***** Dataset entries *****
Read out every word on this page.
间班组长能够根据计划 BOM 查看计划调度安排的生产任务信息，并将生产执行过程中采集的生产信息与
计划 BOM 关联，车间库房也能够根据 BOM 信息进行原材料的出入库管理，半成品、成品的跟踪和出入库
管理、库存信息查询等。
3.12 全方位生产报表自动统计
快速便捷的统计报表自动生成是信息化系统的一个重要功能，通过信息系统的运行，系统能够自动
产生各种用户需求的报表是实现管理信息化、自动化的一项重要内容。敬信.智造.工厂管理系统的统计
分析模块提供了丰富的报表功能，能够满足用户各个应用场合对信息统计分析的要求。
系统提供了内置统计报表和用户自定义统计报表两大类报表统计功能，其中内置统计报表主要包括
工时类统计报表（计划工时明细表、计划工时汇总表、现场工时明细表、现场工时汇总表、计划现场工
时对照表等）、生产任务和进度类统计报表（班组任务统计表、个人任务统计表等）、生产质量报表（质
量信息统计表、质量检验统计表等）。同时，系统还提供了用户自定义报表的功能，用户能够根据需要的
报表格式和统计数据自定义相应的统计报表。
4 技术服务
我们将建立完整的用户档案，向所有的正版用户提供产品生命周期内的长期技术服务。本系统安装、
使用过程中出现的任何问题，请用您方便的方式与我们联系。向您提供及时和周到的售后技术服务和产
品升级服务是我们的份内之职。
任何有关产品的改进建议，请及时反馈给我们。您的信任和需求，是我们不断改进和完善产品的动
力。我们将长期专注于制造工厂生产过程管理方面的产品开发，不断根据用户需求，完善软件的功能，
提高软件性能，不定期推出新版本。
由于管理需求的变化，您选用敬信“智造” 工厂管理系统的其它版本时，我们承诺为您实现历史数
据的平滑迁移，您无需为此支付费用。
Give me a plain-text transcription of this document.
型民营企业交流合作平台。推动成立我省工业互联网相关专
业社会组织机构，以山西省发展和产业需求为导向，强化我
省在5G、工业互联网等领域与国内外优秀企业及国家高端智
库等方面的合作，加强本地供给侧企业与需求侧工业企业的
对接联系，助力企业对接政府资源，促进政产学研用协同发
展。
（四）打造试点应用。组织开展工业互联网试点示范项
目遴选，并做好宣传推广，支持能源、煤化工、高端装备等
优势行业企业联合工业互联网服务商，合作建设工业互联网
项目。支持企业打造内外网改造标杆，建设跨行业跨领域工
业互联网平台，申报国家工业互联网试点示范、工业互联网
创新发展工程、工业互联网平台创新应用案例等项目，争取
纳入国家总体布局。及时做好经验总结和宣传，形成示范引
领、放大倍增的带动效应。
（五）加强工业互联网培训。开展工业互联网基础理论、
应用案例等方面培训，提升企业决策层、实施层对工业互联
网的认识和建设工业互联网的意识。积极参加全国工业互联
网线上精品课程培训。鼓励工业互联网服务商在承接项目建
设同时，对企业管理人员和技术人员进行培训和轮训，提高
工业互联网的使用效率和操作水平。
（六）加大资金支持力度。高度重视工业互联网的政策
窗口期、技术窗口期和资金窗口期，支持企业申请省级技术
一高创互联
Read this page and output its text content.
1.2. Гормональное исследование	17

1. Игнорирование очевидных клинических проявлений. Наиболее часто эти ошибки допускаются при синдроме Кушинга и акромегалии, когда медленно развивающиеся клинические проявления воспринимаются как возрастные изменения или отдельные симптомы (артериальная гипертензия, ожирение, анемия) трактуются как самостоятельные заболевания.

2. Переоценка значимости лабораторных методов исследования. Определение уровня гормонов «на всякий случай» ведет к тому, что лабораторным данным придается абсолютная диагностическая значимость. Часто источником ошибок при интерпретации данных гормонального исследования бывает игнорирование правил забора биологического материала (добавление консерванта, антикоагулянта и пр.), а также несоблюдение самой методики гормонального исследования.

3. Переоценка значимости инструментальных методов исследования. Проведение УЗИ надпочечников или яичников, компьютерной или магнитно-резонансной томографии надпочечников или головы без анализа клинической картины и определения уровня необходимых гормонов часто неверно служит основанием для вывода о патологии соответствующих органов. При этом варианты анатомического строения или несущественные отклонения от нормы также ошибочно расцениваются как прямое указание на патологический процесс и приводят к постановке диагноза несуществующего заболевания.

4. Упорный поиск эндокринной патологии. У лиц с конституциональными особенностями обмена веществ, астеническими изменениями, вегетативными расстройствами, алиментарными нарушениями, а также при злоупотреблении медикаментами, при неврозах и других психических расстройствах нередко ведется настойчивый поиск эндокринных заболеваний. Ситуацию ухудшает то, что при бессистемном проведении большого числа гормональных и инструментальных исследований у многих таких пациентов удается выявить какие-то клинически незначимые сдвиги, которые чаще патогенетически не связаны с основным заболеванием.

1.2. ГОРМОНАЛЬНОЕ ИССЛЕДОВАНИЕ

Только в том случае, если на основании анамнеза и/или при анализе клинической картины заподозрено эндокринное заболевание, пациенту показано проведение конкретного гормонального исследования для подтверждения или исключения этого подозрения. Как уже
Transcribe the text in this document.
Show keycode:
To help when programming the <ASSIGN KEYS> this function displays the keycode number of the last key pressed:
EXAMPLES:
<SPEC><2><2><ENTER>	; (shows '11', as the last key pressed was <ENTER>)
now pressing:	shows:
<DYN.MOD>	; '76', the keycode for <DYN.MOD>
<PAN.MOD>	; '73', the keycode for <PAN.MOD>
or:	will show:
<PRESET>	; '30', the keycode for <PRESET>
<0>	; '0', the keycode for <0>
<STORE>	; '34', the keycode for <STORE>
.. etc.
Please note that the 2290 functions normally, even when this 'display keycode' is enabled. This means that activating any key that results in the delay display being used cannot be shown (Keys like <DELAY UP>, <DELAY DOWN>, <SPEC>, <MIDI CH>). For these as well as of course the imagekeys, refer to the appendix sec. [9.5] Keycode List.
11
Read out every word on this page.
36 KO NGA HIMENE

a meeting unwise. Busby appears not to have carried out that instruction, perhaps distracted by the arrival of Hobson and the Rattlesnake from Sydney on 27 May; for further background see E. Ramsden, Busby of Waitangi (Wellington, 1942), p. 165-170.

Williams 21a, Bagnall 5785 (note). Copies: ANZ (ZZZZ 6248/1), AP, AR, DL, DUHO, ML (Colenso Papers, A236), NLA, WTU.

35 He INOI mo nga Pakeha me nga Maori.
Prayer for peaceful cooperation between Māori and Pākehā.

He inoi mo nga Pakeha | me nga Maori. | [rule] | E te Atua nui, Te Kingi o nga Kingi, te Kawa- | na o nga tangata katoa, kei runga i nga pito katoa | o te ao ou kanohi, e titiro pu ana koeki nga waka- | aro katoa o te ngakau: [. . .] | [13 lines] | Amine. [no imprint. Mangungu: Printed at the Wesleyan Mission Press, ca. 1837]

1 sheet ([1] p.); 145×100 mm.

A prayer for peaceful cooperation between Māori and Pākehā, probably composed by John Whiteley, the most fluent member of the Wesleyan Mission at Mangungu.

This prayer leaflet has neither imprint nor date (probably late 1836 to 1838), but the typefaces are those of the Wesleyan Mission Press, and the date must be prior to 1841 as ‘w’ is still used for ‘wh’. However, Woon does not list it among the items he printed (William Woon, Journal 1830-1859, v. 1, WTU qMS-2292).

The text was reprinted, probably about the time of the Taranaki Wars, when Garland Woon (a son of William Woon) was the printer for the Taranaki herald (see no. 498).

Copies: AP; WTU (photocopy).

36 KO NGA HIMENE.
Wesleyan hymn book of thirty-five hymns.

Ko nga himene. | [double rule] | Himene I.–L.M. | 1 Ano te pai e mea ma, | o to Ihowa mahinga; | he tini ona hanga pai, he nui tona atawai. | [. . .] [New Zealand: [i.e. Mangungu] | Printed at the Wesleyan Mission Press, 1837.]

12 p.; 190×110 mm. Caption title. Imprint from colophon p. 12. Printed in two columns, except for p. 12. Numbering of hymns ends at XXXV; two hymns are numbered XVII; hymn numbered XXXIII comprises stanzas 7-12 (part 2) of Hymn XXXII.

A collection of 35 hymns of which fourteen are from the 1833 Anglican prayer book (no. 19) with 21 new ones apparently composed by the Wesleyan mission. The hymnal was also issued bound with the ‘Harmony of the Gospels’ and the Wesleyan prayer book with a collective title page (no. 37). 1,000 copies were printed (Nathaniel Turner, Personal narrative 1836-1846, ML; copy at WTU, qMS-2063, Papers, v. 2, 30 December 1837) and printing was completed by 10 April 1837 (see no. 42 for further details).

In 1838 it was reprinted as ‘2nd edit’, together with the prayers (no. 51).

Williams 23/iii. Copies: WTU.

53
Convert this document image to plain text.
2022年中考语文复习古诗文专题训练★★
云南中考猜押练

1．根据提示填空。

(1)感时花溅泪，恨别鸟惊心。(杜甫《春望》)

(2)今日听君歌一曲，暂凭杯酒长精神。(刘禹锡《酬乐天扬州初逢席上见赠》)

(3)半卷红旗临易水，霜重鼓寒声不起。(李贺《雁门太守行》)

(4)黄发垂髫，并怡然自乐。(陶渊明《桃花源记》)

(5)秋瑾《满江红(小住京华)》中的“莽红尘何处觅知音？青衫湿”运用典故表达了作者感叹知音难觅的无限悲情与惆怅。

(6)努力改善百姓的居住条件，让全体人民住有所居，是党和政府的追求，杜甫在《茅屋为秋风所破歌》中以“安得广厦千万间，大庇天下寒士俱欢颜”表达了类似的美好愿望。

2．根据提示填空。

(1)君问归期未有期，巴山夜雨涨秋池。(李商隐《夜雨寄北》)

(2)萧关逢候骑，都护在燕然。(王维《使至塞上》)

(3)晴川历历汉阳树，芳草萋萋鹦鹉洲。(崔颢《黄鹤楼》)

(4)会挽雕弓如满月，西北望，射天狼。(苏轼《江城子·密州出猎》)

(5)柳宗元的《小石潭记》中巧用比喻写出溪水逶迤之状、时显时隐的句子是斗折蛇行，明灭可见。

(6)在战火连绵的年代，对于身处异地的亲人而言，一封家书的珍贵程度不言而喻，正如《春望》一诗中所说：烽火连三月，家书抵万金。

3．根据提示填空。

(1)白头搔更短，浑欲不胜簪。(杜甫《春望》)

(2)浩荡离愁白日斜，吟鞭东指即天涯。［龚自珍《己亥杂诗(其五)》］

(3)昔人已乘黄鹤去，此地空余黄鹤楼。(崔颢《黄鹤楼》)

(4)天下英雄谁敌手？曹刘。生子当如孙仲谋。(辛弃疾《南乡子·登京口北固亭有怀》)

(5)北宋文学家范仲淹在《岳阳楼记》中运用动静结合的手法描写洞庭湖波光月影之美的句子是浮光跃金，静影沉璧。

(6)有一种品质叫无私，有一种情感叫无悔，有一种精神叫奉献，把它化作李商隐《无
*****
▸ What is being asked: Find all lines holding the string "Pākehā" and copy them.

▸ Complete response:
Prayer for peaceful cooperation between Māori and Pākehā.
A prayer for peaceful cooperation between Māori and Pākehā, probably composed by John Whiteley, the most fluent member of the Wesleyan Mission at Mangungu.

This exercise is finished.